▶ **EXTRACTED ENTRIES**:
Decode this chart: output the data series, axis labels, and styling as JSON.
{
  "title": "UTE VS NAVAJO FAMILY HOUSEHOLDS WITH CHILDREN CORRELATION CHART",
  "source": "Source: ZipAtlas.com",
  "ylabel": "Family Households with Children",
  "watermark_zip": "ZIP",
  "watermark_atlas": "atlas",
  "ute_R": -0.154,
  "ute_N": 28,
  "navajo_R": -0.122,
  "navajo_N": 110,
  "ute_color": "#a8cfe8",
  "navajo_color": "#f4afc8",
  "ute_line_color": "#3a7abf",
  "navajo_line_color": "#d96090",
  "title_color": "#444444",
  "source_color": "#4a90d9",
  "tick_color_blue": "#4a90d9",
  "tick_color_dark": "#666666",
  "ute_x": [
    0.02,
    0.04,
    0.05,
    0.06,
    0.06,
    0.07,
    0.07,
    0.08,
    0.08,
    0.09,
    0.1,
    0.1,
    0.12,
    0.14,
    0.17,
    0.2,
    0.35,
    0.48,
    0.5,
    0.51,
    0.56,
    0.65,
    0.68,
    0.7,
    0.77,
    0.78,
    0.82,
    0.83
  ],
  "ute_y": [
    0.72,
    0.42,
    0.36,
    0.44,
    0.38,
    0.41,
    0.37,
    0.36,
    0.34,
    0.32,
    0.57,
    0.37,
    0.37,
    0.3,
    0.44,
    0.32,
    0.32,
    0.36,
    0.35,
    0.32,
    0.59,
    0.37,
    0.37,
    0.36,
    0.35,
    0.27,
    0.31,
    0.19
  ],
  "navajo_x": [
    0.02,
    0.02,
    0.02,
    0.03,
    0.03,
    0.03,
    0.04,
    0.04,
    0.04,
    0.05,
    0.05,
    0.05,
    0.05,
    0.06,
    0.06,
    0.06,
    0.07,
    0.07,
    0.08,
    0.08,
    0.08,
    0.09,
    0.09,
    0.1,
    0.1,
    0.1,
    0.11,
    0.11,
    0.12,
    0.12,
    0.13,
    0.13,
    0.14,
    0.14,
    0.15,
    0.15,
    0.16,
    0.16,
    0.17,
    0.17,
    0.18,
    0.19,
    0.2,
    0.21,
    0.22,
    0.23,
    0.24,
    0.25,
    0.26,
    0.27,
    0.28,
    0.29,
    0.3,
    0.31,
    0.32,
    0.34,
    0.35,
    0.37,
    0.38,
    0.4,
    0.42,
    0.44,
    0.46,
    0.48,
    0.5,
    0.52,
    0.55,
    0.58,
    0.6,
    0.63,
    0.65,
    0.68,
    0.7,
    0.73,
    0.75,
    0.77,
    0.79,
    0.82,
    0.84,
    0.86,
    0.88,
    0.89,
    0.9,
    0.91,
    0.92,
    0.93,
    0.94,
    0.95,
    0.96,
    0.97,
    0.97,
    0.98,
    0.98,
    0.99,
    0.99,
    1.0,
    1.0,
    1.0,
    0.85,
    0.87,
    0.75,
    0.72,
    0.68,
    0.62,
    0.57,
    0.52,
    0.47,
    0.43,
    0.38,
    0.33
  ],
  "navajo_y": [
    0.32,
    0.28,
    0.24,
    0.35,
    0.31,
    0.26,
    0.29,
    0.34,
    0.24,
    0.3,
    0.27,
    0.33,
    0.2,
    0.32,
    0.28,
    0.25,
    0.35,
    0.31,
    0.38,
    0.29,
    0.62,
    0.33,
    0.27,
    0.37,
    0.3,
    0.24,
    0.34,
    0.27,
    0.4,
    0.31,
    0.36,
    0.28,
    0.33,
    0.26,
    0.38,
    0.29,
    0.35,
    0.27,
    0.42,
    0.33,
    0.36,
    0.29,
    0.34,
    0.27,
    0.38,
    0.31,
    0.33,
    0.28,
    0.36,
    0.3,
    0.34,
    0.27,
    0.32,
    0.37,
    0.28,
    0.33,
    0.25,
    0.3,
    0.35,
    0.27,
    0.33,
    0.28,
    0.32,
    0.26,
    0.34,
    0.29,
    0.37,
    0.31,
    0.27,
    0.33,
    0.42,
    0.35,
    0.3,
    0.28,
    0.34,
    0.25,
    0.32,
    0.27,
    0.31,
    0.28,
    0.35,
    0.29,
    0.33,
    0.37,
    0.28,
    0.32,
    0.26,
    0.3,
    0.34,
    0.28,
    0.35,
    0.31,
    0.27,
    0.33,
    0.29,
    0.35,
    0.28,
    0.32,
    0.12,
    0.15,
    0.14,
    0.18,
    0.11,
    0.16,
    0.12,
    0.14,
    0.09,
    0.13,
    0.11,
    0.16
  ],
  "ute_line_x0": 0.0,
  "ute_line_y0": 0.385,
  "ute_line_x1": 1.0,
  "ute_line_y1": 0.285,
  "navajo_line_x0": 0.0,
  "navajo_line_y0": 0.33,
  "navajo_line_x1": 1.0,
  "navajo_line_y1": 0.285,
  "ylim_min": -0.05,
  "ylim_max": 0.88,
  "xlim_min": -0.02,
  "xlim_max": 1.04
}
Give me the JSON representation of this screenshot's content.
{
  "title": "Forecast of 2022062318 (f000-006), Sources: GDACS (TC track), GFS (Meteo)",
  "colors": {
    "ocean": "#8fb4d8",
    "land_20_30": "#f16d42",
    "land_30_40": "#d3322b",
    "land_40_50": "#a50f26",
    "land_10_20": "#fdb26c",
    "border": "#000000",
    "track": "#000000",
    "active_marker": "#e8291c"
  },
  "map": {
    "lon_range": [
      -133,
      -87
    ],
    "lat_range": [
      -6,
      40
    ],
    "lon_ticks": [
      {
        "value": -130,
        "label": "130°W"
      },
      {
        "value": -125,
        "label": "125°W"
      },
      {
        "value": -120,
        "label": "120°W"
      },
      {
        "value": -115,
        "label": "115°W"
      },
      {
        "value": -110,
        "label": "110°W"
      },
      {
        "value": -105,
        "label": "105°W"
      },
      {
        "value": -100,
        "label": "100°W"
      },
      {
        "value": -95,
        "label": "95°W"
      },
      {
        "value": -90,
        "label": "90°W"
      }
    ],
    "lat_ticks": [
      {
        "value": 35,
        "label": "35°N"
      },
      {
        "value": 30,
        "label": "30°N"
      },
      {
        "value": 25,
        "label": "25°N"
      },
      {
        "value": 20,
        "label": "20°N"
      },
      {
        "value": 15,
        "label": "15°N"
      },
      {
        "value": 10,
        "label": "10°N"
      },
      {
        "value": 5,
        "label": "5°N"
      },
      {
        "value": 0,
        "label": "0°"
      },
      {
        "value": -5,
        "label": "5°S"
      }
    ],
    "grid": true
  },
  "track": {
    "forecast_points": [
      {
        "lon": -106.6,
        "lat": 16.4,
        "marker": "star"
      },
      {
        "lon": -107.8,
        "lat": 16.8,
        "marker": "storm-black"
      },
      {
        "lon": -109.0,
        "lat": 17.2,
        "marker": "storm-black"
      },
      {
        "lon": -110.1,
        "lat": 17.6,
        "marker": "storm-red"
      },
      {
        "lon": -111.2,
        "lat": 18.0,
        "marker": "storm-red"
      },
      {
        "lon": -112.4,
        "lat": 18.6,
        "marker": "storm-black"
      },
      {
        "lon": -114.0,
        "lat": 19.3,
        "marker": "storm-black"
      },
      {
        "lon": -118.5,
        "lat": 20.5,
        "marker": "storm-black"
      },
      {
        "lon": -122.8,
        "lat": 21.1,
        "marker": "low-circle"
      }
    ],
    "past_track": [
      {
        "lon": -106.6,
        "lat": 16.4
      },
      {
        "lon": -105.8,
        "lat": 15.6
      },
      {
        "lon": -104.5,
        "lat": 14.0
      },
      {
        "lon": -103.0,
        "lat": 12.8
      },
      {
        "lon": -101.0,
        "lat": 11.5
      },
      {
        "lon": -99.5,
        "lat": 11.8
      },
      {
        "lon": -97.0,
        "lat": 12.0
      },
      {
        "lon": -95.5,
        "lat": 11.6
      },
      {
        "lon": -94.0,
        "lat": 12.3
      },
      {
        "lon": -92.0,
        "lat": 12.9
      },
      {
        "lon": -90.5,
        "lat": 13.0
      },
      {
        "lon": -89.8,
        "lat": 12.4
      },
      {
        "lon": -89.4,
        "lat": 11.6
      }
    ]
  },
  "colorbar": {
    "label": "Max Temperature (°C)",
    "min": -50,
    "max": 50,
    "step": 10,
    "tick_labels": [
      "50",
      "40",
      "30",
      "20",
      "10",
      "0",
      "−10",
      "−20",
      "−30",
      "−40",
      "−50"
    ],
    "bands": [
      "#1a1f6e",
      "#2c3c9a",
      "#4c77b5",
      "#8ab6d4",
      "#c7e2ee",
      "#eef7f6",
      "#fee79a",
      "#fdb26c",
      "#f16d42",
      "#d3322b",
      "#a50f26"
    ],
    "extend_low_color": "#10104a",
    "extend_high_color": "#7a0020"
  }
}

▶ **WHAT IS ASKED**: Look for the word "this" in every line of the listing and copy the lines that have it.

▶ **WRITTEN REPLY**:
Decode this chart: output the data series, axis labels, and styling as JSON.
Give me the JSON representation of this screenshot's content.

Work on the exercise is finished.